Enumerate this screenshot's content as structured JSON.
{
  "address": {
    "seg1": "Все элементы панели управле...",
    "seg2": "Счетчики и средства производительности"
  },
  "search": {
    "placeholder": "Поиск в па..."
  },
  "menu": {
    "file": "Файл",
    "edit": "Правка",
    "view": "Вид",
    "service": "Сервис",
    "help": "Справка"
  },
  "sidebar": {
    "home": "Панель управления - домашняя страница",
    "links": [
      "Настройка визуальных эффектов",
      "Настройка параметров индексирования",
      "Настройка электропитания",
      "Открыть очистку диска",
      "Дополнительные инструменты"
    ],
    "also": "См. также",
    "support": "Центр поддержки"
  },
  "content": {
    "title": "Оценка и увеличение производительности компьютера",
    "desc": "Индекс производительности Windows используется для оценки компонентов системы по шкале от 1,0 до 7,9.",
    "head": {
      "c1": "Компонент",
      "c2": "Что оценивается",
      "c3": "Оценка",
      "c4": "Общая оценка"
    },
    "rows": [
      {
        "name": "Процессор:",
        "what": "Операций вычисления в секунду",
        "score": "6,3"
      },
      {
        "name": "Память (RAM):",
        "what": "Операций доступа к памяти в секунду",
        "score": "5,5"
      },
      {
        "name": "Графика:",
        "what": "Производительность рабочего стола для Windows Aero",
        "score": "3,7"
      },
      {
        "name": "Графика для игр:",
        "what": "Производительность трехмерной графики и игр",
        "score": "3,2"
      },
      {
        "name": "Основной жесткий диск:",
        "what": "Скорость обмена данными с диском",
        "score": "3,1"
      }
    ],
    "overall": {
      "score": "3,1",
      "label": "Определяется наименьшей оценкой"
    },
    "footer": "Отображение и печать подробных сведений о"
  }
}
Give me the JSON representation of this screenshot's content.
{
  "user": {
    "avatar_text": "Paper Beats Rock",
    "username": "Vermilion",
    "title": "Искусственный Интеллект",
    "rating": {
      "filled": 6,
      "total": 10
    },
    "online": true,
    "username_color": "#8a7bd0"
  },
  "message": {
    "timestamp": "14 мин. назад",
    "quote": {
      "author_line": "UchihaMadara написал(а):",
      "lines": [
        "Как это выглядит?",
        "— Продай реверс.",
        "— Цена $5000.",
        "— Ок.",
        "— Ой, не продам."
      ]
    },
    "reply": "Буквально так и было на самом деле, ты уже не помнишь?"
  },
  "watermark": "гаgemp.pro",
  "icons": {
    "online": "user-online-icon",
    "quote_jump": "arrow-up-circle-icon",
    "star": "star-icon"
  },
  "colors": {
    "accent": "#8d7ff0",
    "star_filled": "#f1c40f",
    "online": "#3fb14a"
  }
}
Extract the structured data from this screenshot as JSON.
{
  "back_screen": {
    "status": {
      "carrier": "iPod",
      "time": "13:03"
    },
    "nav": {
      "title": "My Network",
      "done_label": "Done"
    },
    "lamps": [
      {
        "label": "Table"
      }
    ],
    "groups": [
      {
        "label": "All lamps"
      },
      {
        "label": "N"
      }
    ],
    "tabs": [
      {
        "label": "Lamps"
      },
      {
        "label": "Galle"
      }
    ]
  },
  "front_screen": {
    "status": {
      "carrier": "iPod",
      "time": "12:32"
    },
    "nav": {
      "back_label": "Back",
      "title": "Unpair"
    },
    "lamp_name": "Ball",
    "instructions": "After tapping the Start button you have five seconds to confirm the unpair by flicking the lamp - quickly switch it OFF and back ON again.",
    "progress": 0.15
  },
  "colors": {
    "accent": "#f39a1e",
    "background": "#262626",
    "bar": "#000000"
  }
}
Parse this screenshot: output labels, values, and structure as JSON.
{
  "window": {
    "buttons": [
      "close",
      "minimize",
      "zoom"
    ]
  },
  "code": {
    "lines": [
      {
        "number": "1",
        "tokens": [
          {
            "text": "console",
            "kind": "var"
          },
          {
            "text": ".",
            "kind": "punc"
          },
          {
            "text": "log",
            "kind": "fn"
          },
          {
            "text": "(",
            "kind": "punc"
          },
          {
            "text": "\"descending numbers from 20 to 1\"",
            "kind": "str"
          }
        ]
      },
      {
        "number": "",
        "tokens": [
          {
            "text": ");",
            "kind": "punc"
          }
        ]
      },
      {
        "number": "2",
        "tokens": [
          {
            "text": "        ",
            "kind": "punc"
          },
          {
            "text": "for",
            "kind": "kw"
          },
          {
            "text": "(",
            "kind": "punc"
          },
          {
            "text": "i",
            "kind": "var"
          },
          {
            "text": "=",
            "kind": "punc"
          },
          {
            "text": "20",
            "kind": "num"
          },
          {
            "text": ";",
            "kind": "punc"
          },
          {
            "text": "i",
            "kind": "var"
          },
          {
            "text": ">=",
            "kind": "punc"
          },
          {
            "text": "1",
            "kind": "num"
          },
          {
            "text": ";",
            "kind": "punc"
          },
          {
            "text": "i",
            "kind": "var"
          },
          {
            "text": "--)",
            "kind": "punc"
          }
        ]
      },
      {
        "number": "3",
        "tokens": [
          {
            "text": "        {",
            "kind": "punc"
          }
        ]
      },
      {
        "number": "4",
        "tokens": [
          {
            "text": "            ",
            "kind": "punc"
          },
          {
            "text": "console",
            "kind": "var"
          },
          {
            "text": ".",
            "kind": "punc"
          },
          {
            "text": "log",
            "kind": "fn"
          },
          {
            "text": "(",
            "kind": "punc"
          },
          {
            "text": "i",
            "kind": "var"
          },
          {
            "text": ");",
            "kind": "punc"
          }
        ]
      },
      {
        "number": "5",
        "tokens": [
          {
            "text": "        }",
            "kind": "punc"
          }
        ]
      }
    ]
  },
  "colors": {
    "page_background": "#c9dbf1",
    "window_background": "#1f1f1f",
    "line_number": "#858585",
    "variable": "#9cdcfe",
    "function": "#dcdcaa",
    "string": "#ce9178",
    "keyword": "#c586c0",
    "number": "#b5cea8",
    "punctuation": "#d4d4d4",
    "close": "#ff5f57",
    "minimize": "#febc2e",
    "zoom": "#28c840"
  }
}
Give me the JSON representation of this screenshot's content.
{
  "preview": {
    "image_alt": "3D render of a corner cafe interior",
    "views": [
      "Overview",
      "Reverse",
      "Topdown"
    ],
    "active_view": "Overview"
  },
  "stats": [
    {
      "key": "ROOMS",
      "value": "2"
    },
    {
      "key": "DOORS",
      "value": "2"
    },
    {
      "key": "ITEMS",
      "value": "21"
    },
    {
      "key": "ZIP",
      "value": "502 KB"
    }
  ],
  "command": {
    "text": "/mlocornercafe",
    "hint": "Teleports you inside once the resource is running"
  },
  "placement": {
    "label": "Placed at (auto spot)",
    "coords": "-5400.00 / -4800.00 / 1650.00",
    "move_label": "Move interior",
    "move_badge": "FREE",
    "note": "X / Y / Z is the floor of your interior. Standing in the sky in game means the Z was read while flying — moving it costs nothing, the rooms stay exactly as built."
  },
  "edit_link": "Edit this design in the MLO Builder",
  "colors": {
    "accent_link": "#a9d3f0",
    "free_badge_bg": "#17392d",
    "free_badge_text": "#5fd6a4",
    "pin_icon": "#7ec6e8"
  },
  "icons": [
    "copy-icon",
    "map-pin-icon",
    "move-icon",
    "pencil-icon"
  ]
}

_ _ _

## Task requirements:
Lines that include the word "секунду" are to be extracted from the data above.

## Complete answer:
        "what": "Операций вычисления в секунду",
        "what": "Операций доступа к памяти в секунду",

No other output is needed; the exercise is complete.